### [WORK TO BE COMPLETED]
Output every record word for word.

(Entries taken from a collection)
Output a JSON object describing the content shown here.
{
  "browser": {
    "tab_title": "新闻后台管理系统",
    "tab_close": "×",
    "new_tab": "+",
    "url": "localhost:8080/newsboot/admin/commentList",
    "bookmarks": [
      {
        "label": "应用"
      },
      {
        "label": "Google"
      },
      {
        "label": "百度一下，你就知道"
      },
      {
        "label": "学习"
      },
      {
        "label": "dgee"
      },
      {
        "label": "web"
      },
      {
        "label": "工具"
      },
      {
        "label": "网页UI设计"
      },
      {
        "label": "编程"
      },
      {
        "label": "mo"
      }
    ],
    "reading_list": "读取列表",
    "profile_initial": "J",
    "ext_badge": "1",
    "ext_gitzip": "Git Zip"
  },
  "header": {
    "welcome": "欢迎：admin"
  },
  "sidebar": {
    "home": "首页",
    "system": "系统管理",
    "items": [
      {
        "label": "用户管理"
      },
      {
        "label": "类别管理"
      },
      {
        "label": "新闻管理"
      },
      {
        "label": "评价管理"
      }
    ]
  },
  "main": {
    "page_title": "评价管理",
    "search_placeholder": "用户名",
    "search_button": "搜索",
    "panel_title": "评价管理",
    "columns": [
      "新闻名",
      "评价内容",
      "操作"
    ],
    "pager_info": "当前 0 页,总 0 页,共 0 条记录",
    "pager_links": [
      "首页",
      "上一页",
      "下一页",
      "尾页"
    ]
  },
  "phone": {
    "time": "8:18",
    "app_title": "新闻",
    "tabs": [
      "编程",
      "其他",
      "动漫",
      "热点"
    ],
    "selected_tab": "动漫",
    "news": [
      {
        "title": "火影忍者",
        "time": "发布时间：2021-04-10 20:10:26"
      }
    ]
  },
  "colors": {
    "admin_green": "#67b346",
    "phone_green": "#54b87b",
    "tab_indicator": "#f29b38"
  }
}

### [FINISHED EXERCISE]
Output a JSON object describing the content shown here.
{
  "browser": {
    "tab_title": "新闻后台管理系统",
    "tab_close": "×",
    "new_tab": "+",
    "url": "localhost:8080/newsboot/admin/commentList",
    "bookmarks": [
      {
        "label": "应用"
      },
      {
        "label": "Google"
      },
      {
        "label": "百度一下，你就知道"
      },
      {
        "label": "学习"
      },
      {
        "label": "dgee"
      },
      {
        "label": "web"
      },
      {
        "label": "工具"
      },
      {
        "label": "网页UI设计"
      },
      {
        "label": "编程"
      },
      {
        "label": "mo"
      }
    ],
    "reading_list": "读取列表",
    "profile_initial": "J",
    "ext_badge": "1",
    "ext_gitzip": "Git Zip"
  },
  "header": {
    "welcome": "欢迎：admin"
  },
  "sidebar": {
    "home": "首页",
    "system": "系统管理",
    "items": [
      {
        "label": "用户管理"
      },
      {
        "label": "类别管理"
      },
      {
        "label": "新闻管理"
      },
      {
        "label": "评价管理"
      }
    ]
  },
  "main": {
    "page_title": "评价管理",
    "search_placeholder": "用户名",
    "search_button": "搜索",
    "panel_title": "评价管理",
    "columns": [
      "新闻名",
      "评价内容",
      "操作"
    ],
    "pager_info": "当前 0 页,总 0 页,共 0 条记录",
    "pager_links": [
      "首页",
      "上一页",
      "下一页",
      "尾页"
    ]
  },
  "phone": {
    "time": "8:18",
    "app_title": "新闻",
    "tabs": [
      "编程",
      "其他",
      "动漫",
      "热点"
    ],
    "selected_tab": "动漫",
    "news": [
      {
        "title": "火影忍者",
        "time": "发布时间：2021-04-10 20:10:26"
      }
    ]
  },
  "colors": {
    "admin_green": "#67b346",
    "phone_green": "#54b87b",
    "tab_indicator": "#f29b38"
  }
}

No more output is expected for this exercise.